____ PROVIDED RECORDS
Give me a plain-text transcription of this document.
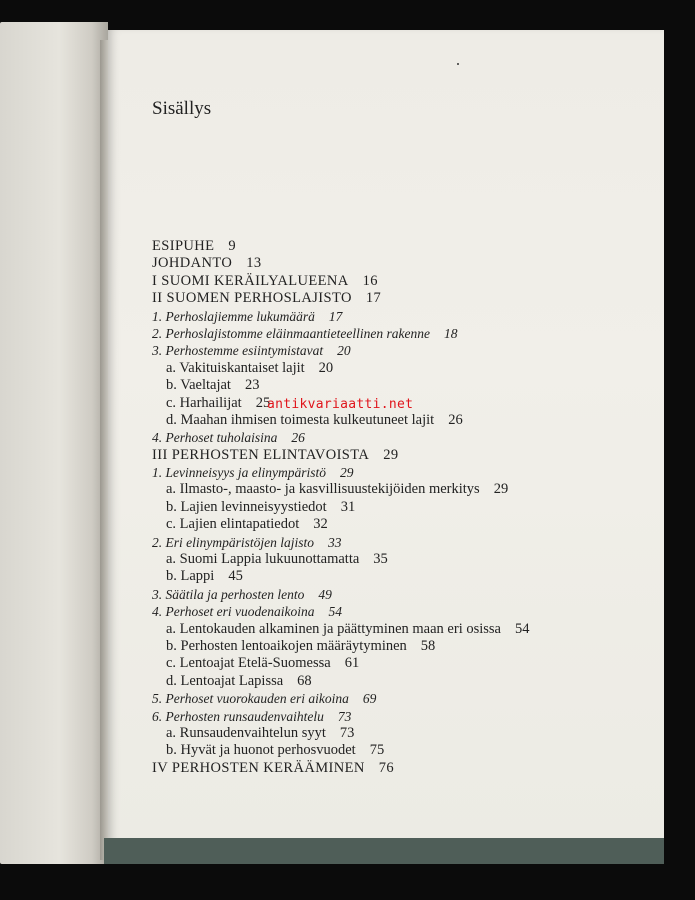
Sisällys
ESIPUHE 9
JOHDANTO 13
I SUOMI KERÄILYALUEENA 16
II SUOMEN PERHOSLAJISTO 17
1. Perhoslajiemme lukumäärä 17
2. Perhoslajistomme eläinmaantieteellinen rakenne 18
3. Perhostemme esiintymistavat 20
a. Vakituiskantaiset lajit 20
b. Vaeltajat 23
c. Harhailijat 25
d. Maahan ihmisen toimesta kulkeutuneet lajit 26
4. Perhoset tuholaisina 26
III PERHOSTEN ELINTAVOISTA 29
1. Levinneisyys ja elinympäristö 29
a. Ilmasto-, maasto- ja kasvillisuustekijöiden merkitys 29
b. Lajien levinneisyystiedot 31
c. Lajien elintapatiedot 32
2. Eri elinympäristöjen lajisto 33
a. Suomi Lappia lukuunottamatta 35
b. Lappi 45
3. Säätila ja perhosten lento 49
4. Perhoset eri vuodenaikoina 54
a. Lentokauden alkaminen ja päättyminen maan eri osissa 54
b. Perhosten lentoaikojen määräytyminen 58
c. Lentoajat Etelä-Suomessa 61
d. Lentoajat Lapissa 68
5. Perhoset vuorokauden eri aikoina 69
6. Perhosten runsaudenvaihtelu 73
a. Runsaudenvaihtelun syyt 73
b. Hyvät ja huonot perhosvuodet 75
IV PERHOSTEN KERÄÄMINEN 76
antikvariaatti.net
________
__STATED EXERCISE__. Quote each entry above verbatim and drop the pictures.

__ANSWER TO THE PROBLEM__.
Give me a plain-text transcription of this document.
Sisällys
ESIPUHE 9
JOHDANTO 13
I SUOMI KERÄILYALUEENA 16
II SUOMEN PERHOSLAJISTO 17
1. Perhoslajiemme lukumäärä 17
2. Perhoslajistomme eläinmaantieteellinen rakenne 18
3. Perhostemme esiintymistavat 20
a. Vakituiskantaiset lajit 20
b. Vaeltajat 23
c. Harhailijat 25
d. Maahan ihmisen toimesta kulkeutuneet lajit 26
4. Perhoset tuholaisina 26
III PERHOSTEN ELINTAVOISTA 29
1. Levinneisyys ja elinympäristö 29
a. Ilmasto-, maasto- ja kasvillisuustekijöiden merkitys 29
b. Lajien levinneisyystiedot 31
c. Lajien elintapatiedot 32
2. Eri elinympäristöjen lajisto 33
a. Suomi Lappia lukuunottamatta 35
b. Lappi 45
3. Säätila ja perhosten lento 49
4. Perhoset eri vuodenaikoina 54
a. Lentokauden alkaminen ja päättyminen maan eri osissa 54
b. Perhosten lentoaikojen määräytyminen 58
c. Lentoajat Etelä-Suomessa 61
d. Lentoajat Lapissa 68
5. Perhoset vuorokauden eri aikoina 69
6. Perhosten runsaudenvaihtelu 73
a. Runsaudenvaihtelun syyt 73
b. Hyvät ja huonot perhosvuodet 75
IV PERHOSTEN KERÄÄMINEN 76
antikvariaatti.net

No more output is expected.